▸ **READING TEXT**
2. Security Protection
- PII detection blocks sensitive information
- Jailbreak guard prevents malicious prompts
- Safe routing ensures appropriate model selection
3. Performance Optimization
- Semantic caching for repeated queries
- Tool auto-selection reduces token usage
- Smart routing balances cost and quality
Running the Test Suite
Test all features with the comprehensive test suite:
# Install test dependencies
pip install -r e2e-tests/requirements.txt
# Run all tests
cd e2e-tests
python run_all_tests.py
The test suite covers:
- ✅ Basic request routing
- ✅ Category classification accuracy
- ✅ PII detection and blocking
- ✅ Jailbreak attempt prevention
- ✅ Semantic cache functionality
- ✅ Tool auto-selection
- ✅ Performance metrics
Monitoring Your Router
View Routing Statistics
# Check Envoy statistics
curl http://localhost:8801/stats | grep semantic_router
# Check router health
curl http://localhost:50051/health
Real-time Monitoring
If you have Grafana set up:
1. Import the dashboard: deploy/llm-router-dashboard.json
2. View real-time routing metrics
3. Monitor performance and accuracy
Example Use Cases
1. Educational Platform
Route student questions to specialized models:
import requests
# Math homework help
response = requests.post('http://localhost:8801/v1/chat/completions', json={
"model": "gpt-3.5-turbo",
"messages": [{"role": "user", "content": "How do I solve quadratic equations?"}]
})
# Creative writing assignment
response = requests.post('http://localhost:8801/v1/chat/completions', json={
"model": "gpt-3.5-turbo",
"messages": [{"role": "user", "content": "Help me write a story about time travel"}]
})
2. Developer Assistance
Route coding questions appropriately:
# Algorithm question → Code model
response = requests.post('http://localhost:8801/v1/chat/completions', json={
"model": "gpt-3.5-turbo",
"messages": [{"role": "user", "content": "Implement bubble sort in Java"}]
})
# Math theory → Math model
response = requests.post('http://localhost:8801/v1/chat/completions', json={
"model": "gpt-3.5-turbo",
"messages": [{"role": "user", "content": "Explain Big O notation"}]
})
3. Customer Support
Intelligent routing for support queries:
# Technical issue → General model
response = requests.post('http://localhost:8801/v1/chat/completions', json={
"model": "gpt-3.5-turbo",
"messages": [{"role": "user", "content": "How do I reset my password?"}]
})
# Billing calculation → Math model
response = requests.post('http://localhost:8801/v1/chat/completions', json={
"model": "gpt-3.5-turbo",
"messages": [{"role": "user", "content": "Calculate my prorated refund for 15 days"}]
})

▸ **TO DO**
Write the next part of the semantic router guide, starting right after its final code example.

[Data excerpts]
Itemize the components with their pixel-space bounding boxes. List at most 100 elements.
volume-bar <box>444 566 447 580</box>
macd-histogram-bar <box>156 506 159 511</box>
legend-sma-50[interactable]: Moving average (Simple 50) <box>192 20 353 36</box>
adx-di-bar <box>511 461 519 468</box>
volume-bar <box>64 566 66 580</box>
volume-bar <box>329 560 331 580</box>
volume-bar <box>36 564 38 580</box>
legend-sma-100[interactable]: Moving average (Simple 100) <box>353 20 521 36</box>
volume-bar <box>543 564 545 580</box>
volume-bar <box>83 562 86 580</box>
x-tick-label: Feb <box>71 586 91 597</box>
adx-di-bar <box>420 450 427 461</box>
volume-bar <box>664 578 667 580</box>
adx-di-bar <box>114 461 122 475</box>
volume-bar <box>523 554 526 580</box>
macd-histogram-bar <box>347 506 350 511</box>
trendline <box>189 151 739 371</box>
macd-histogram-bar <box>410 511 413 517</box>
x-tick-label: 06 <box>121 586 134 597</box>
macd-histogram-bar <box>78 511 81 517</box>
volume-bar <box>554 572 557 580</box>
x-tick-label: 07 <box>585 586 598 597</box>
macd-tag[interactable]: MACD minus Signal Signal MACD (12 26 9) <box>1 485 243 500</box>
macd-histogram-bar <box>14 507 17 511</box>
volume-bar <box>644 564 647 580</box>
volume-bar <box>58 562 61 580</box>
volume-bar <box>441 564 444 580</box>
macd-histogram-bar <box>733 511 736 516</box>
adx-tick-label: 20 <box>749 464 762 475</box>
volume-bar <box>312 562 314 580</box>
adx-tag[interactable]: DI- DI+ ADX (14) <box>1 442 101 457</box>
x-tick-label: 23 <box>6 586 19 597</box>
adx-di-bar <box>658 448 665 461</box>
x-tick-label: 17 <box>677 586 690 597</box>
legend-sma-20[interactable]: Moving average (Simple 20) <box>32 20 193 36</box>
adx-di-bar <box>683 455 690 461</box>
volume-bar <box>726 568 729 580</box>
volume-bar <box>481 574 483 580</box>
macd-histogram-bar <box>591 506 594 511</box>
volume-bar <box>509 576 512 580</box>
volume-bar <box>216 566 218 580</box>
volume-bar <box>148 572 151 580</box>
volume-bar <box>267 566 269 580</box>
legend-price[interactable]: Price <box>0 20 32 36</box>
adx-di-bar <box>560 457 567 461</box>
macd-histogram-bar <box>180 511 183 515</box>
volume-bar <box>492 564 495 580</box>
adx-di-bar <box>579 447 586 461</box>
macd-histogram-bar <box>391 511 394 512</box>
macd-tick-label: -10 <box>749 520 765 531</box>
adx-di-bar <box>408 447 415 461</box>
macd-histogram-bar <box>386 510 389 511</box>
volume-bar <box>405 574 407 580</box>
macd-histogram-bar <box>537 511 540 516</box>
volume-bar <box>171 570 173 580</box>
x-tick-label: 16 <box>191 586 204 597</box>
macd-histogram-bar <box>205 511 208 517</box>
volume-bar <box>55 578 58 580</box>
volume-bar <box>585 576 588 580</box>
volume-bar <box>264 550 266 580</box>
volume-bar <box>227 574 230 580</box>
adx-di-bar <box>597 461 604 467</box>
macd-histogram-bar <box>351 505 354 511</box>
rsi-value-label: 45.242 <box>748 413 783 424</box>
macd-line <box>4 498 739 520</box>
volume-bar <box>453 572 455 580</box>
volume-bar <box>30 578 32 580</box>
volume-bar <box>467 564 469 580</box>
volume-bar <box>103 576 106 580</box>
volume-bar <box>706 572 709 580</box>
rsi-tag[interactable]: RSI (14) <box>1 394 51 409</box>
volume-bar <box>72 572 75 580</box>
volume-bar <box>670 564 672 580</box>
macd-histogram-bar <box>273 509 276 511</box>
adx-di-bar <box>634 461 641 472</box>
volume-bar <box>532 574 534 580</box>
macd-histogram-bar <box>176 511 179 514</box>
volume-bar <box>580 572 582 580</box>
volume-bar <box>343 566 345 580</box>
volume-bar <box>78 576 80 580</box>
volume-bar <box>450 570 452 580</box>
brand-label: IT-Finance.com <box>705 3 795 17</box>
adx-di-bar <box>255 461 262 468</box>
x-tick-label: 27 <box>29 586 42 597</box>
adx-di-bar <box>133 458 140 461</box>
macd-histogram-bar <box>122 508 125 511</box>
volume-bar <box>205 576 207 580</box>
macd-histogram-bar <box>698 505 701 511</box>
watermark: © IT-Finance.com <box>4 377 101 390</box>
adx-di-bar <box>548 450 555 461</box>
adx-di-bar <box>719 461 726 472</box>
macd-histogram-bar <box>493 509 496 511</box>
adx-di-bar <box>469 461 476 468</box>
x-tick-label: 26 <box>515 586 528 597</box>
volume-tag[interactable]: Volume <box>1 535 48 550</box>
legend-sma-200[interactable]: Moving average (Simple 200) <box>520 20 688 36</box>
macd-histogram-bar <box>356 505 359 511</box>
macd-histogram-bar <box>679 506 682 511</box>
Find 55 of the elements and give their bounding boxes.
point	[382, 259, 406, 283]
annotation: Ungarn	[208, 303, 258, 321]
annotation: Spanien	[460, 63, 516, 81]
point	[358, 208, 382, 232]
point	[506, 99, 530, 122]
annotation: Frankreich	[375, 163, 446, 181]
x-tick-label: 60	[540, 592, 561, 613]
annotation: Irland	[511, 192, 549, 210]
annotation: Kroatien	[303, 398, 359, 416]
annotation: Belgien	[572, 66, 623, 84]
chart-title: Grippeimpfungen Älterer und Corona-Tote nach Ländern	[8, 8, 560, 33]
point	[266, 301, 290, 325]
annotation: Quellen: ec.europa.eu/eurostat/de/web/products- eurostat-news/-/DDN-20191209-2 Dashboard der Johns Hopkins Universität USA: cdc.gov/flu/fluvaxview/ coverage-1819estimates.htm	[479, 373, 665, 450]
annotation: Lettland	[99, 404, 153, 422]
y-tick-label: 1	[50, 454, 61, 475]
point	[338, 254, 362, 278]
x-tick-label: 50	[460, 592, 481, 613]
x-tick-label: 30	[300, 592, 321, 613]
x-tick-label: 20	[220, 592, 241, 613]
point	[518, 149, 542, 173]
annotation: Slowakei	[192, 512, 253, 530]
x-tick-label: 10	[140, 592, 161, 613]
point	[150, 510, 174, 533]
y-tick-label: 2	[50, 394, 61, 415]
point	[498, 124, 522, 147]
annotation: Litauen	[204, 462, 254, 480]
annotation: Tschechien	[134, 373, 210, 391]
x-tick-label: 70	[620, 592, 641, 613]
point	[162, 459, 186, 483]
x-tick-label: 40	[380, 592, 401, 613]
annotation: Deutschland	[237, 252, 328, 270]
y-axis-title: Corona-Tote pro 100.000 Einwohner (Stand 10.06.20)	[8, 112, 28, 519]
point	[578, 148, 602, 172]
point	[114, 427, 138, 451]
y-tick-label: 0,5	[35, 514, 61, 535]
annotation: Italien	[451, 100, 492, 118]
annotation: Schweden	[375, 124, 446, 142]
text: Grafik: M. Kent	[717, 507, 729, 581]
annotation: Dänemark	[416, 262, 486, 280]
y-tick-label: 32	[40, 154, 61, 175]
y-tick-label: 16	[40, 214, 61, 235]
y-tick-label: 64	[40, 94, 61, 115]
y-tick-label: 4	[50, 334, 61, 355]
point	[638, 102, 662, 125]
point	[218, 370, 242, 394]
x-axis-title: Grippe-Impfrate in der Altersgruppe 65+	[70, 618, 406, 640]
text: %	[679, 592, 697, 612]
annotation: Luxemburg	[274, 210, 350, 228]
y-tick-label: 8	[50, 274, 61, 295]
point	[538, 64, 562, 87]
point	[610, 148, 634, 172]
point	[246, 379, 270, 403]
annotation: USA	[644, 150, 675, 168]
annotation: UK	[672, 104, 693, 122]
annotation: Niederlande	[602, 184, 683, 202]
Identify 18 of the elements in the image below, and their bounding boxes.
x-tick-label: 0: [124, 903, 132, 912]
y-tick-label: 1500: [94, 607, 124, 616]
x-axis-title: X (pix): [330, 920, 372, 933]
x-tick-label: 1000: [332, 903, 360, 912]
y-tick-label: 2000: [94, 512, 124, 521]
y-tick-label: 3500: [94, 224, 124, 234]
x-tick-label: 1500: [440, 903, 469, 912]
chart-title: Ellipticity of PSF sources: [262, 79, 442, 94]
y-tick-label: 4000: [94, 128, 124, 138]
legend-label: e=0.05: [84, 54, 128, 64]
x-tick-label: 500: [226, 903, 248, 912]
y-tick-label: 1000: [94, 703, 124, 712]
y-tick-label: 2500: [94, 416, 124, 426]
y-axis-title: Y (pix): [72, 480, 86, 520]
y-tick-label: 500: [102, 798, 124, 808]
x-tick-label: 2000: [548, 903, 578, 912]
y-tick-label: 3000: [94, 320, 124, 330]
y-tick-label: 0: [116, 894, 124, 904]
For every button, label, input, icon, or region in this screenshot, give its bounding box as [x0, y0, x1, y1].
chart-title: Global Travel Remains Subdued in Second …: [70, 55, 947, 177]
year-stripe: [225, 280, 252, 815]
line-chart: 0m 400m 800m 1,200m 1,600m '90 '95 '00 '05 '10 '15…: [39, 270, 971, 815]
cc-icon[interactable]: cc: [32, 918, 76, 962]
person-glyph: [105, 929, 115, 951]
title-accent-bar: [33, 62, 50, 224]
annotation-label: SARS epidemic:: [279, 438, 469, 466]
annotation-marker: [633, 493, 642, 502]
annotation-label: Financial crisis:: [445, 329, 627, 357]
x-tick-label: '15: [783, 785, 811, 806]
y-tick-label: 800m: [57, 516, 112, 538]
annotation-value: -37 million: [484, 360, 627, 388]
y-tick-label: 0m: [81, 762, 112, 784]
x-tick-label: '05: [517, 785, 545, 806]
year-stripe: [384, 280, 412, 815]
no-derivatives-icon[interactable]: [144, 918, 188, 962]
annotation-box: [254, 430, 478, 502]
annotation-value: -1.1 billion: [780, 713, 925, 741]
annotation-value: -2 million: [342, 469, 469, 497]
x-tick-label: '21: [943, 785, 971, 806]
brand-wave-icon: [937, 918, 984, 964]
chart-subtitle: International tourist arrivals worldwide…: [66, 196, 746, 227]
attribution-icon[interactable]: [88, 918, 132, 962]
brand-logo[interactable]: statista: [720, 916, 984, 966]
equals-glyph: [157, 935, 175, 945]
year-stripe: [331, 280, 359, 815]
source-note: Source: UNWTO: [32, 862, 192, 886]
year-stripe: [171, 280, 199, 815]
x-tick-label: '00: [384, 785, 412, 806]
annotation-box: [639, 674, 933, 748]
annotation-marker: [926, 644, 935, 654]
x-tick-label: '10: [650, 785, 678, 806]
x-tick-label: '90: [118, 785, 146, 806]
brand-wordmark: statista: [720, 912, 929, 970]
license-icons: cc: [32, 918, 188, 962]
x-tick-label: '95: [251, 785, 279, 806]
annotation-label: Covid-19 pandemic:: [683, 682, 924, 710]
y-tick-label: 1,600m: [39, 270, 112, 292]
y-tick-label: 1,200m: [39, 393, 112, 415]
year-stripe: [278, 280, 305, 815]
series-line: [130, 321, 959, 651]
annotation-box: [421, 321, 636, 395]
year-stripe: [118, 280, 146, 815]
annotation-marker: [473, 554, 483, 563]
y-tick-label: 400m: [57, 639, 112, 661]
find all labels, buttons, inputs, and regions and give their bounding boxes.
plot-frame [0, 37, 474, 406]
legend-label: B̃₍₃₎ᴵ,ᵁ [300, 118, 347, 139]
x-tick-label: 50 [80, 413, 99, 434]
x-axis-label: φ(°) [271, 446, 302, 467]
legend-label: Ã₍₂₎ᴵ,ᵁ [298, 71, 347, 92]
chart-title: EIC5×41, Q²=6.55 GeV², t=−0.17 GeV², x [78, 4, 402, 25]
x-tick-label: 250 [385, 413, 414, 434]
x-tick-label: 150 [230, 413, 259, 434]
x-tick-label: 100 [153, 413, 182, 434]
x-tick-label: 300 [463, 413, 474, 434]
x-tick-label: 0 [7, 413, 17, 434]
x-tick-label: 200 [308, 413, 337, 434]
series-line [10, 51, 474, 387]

▸ **RESULT FOR THIS EXERCISE**
Configuration Tips
Adjust Routing Sensitivity
Edit config/config.yaml to tune routing behavior:
router:
classification:
confidence_threshold: 0.7 # Lower = more specialized routing
fallback_model: "general" # Fallback for low confidence
security:
enable_pii_detection: true
pii_action: "block" # or "mask" or "allow"
cache:
similarity_threshold: 0.85 # Higher = more cache hits
ttl_seconds: 3600
Add Custom Models
Add your own specialized models:
router:
endpoints:
my_legal_model:
url: "http://my-legal-model:8080"
model_type: "legal"
timeout: 300
my_medical_model:
url: "http://my-medical-model:8080"
model_type: "medical"
timeout: 600
Next Steps
Now that you have the router running:
- Configuration Guide - Customize your setup
- Architecture Overview - Understand how it works
- Training Guide - Train custom classification models
- API Reference - Detailed API documentation
Troubleshooting
Common Issues
Router not starting:
# Check if models are downloaded
ls -la models/
# Check configuration
cat config/config.yaml
# Check logs
./bin/router -config config/config.yaml -v
Routing not working:
# Check Envoy status
curl http://localhost:8801/stats | grep extproc
# Check router connectivity
curl http://localhost:50051/health
# Verify model endpoints are accessible
curl http://localhost:11434/health
Performance issues:
# Check memory usage
free -h
# Monitor CPU usage
top -p $(pgrep router)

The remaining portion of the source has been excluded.